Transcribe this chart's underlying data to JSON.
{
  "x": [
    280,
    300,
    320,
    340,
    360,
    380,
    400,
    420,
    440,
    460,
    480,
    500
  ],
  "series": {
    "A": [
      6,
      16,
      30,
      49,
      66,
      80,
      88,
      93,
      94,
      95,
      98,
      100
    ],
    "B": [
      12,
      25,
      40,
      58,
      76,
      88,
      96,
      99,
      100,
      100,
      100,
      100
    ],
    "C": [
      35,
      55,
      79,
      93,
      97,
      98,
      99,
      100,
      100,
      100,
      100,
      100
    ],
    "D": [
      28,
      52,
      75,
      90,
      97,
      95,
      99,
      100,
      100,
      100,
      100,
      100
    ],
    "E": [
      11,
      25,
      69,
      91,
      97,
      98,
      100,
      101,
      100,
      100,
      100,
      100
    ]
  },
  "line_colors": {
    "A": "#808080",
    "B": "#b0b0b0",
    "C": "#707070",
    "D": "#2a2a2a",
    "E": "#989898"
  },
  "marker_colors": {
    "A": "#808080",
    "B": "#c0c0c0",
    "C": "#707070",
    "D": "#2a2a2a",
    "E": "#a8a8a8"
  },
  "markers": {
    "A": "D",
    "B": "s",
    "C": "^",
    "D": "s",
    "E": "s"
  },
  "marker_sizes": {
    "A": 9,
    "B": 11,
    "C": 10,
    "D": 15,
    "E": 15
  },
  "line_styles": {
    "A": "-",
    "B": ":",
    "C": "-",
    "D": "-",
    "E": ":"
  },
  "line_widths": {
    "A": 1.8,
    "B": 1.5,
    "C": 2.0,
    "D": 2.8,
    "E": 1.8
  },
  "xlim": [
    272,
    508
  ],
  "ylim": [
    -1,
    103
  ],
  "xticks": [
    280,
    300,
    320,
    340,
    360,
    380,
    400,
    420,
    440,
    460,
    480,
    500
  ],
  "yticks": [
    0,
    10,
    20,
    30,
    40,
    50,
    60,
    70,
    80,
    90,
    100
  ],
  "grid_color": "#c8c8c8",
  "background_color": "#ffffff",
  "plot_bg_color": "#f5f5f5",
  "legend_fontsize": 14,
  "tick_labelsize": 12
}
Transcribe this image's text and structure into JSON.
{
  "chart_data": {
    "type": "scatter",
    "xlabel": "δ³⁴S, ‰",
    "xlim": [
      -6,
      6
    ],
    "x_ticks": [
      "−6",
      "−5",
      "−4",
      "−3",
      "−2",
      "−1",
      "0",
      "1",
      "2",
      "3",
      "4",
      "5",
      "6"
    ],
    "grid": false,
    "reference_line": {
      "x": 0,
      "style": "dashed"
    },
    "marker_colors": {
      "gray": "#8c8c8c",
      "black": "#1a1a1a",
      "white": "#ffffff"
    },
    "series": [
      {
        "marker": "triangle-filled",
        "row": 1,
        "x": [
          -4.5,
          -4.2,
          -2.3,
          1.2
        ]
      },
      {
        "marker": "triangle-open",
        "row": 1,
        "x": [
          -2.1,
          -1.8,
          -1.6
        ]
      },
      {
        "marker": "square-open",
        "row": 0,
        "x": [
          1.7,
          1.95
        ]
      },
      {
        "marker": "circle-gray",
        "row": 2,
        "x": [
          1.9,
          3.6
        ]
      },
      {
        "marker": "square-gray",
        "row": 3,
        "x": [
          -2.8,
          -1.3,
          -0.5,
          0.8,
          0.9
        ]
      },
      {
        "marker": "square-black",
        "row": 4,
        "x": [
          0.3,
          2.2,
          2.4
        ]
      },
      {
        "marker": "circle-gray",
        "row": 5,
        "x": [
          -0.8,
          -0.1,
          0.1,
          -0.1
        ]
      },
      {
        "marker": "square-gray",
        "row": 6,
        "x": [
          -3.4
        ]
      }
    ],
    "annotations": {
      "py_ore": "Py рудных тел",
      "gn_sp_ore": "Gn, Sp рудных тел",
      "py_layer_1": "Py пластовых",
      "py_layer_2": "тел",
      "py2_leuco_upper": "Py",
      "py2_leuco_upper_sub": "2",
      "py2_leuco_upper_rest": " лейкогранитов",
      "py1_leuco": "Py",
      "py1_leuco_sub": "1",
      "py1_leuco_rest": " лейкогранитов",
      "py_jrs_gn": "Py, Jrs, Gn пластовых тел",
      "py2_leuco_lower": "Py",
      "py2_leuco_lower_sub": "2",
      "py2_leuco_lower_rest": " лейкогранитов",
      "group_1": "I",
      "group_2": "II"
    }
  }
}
--
__Required task__:
Your task is to repeat every entry exactly.

__Finished task__:
Transcribe this chart's underlying data to JSON.
{
  "x": [
    280,
    300,
    320,
    340,
    360,
    380,
    400,
    420,
    440,
    460,
    480,
    500
  ],
  "series": {
    "A": [
      6,
      16,
      30,
      49,
      66,
      80,
      88,
      93,
      94,
      95,
      98,
      100
    ],
    "B": [
      12,
      25,
      40,
      58,
      76,
      88,
      96,
      99,
      100,
      100,
      100,
      100
    ],
    "C": [
      35,
      55,
      79,
      93,
      97,
      98,
      99,
      100,
      100,
      100,
      100,
      100
    ],
    "D": [
      28,
      52,
      75,
      90,
      97,
      95,
      99,
      100,
      100,
      100,
      100,
      100
    ],
    "E": [
      11,
      25,
      69,
      91,
      97,
      98,
      100,
      101,
      100,
      100,
      100,
      100
    ]
  },
  "line_colors": {
    "A": "#808080",
    "B": "#b0b0b0",
    "C": "#707070",
    "D": "#2a2a2a",
    "E": "#989898"
  },
  "marker_colors": {
    "A": "#808080",
    "B": "#c0c0c0",
    "C": "#707070",
    "D": "#2a2a2a",
    "E": "#a8a8a8"
  },
  "markers": {
    "A": "D",
    "B": "s",
    "C": "^",
    "D": "s",
    "E": "s"
  },
  "marker_sizes": {
    "A": 9,
    "B": 11,
    "C": 10,
    "D": 15,
    "E": 15
  },
  "line_styles": {
    "A": "-",
    "B": ":",
    "C": "-",
    "D": "-",
    "E": ":"
  },
  "line_widths": {
    "A": 1.8,
    "B": 1.5,
    "C": 2.0,
    "D": 2.8,
    "E": 1.8
  },
  "xlim": [
    272,
    508
  ],
  "ylim": [
    -1,
    103
  ],
  "xticks": [
    280,
    300,
    320,
    340,
    360,
    380,
    400,
    420,
    440,
    460,
    480,
    500
  ],
  "yticks": [
    0,
    10,
    20,
    30,
    40,
    50,
    60,
    70,
    80,
    90,
    100
  ],
  "grid_color": "#c8c8c8",
  "background_color": "#ffffff",
  "plot_bg_color": "#f5f5f5",
  "legend_fontsize": 14,
  "tick_labelsize": 12
}
Transcribe this image's text and structure into JSON.
{
  "chart_data": {
    "type": "scatter",
    "xlabel": "δ³⁴S, ‰",
    "xlim": [
      -6,
      6
    ],
    "x_ticks": [
      "−6",
      "−5",
      "−4",
      "−3",
      "−2",
      "−1",
      "0",
      "1",
      "2",
      "3",
      "4",
      "5",
      "6"
    ],
    "grid": false,
    "reference_line": {
      "x": 0,
      "style": "dashed"
    },
    "marker_colors": {
      "gray": "#8c8c8c",
      "black": "#1a1a1a",
      "white": "#ffffff"
    },
    "series": [
      {
        "marker": "triangle-filled",
        "row": 1,
        "x": [
          -4.5,
          -4.2,
          -2.3,
          1.2
        ]
      },
      {
        "marker": "triangle-open",
        "row": 1,
        "x": [
          -2.1,
          -1.8,
          -1.6
        ]
      },
      {
        "marker": "square-open",
        "row": 0,
        "x": [
          1.7,
          1.95
        ]
      },
      {
        "marker": "circle-gray",
        "row": 2,
        "x": [
          1.9,
          3.6
        ]
      },
      {
        "marker": "square-gray",
        "row": 3,
        "x": [
          -2.8,
          -1.3,
          -0.5,
          0.8,
          0.9
        ]
      },
      {
        "marker": "square-black",
        "row": 4,
        "x": [
          0.3,
          2.2,
          2.4
        ]
      },
      {
        "marker": "circle-gray",
        "row": 5,
        "x": [
          -0.8,
          -0.1,
          0.1,
          -0.1
        ]
      },
      {
        "marker": "square-gray",
        "row": 6,
        "x": [
          -3.4
        ]
      }
    ],
    "annotations": {
      "py_ore": "Py рудных тел",
      "gn_sp_ore": "Gn, Sp рудных тел",
      "py_layer_1": "Py пластовых",
      "py_layer_2": "тел",
      "py2_leuco_upper": "Py",
      "py2_leuco_upper_sub": "2",
      "py2_leuco_upper_rest": " лейкогранитов",
      "py1_leuco": "Py",
      "py1_leuco_sub": "1",
      "py1_leuco_rest": " лейкогранитов",
      "py_jrs_gn": "Py, Jrs, Gn пластовых тел",
      "py2_leuco_lower": "Py",
      "py2_leuco_lower_sub": "2",
      "py2_leuco_lower_rest": " лейкогранитов",
      "group_1": "I",
      "group_2": "II"
    }
  }
}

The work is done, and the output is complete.